> _The exercise_
Repeat the listing in full, word for word.

"""

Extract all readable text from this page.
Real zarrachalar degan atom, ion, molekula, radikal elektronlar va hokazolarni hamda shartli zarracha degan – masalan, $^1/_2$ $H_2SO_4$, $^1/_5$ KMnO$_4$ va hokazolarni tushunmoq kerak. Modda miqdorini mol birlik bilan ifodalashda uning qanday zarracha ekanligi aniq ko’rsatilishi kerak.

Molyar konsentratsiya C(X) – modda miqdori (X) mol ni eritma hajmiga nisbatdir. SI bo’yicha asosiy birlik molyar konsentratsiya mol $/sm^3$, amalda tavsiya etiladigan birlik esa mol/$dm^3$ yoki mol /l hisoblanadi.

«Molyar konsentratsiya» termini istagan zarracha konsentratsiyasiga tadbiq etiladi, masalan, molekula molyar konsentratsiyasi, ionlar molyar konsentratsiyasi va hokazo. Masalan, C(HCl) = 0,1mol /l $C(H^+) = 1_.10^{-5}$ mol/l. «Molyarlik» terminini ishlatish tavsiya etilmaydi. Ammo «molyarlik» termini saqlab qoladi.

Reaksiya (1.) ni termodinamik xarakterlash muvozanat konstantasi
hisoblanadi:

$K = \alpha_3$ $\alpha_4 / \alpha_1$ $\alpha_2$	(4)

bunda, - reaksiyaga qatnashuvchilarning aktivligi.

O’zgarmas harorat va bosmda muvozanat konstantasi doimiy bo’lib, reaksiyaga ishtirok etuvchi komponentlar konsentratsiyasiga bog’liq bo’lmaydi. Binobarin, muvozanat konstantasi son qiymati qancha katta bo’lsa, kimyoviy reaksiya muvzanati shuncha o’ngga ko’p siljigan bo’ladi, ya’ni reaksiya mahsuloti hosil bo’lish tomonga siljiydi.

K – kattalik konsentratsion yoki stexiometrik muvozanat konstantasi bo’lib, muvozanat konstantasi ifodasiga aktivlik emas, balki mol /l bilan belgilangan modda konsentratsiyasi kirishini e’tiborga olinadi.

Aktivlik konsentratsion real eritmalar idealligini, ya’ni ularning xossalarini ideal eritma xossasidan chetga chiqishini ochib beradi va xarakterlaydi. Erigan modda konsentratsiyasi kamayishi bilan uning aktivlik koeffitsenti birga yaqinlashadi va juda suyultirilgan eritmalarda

"""

> _Output for this task_
Extract all readable text from this page.
Real zarrachalar degan atom, ion, molekula, radikal elektronlar va hokazolarni hamda shartli zarracha degan – masalan, $^1/_2$ $H_2SO_4$, $^1/_5$ KMnO$_4$ va hokazolarni tushunmoq kerak. Modda miqdorini mol birlik bilan ifodalashda uning qanday zarracha ekanligi aniq ko’rsatilishi kerak.

Molyar konsentratsiya C(X) – modda miqdori (X) mol ni eritma hajmiga nisbatdir. SI bo’yicha asosiy birlik molyar konsentratsiya mol $/sm^3$, amalda tavsiya etiladigan birlik esa mol/$dm^3$ yoki mol /l hisoblanadi.

«Molyar konsentratsiya» termini istagan zarracha konsentratsiyasiga tadbiq etiladi, masalan, molekula molyar konsentratsiyasi, ionlar molyar konsentratsiyasi va hokazo. Masalan, C(HCl) = 0,1mol /l $C(H^+) = 1_.10^{-5}$ mol/l. «Molyarlik» terminini ishlatish tavsiya etilmaydi. Ammo «molyarlik» termini saqlab qoladi.

Reaksiya (1.) ni termodinamik xarakterlash muvozanat konstantasi
hisoblanadi:

$K = \alpha_3$ $\alpha_4 / \alpha_1$ $\alpha_2$	(4)

bunda, - reaksiyaga qatnashuvchilarning aktivligi.

O’zgarmas harorat va bosmda muvozanat konstantasi doimiy bo’lib, reaksiyaga ishtirok etuvchi komponentlar konsentratsiyasiga bog’liq bo’lmaydi. Binobarin, muvozanat konstantasi son qiymati qancha katta bo’lsa, kimyoviy reaksiya muvzanati shuncha o’ngga ko’p siljigan bo’ladi, ya’ni reaksiya mahsuloti hosil bo’lish tomonga siljiydi.

K – kattalik konsentratsion yoki stexiometrik muvozanat konstantasi bo’lib, muvozanat konstantasi ifodasiga aktivlik emas, balki mol /l bilan belgilangan modda konsentratsiyasi kirishini e’tiborga olinadi.

Aktivlik konsentratsion real eritmalar idealligini, ya’ni ularning xossalarini ideal eritma xossasidan chetga chiqishini ochib beradi va xarakterlaydi. Erigan modda konsentratsiyasi kamayishi bilan uning aktivlik koeffitsenti birga yaqinlashadi va juda suyultirilgan eritmalarda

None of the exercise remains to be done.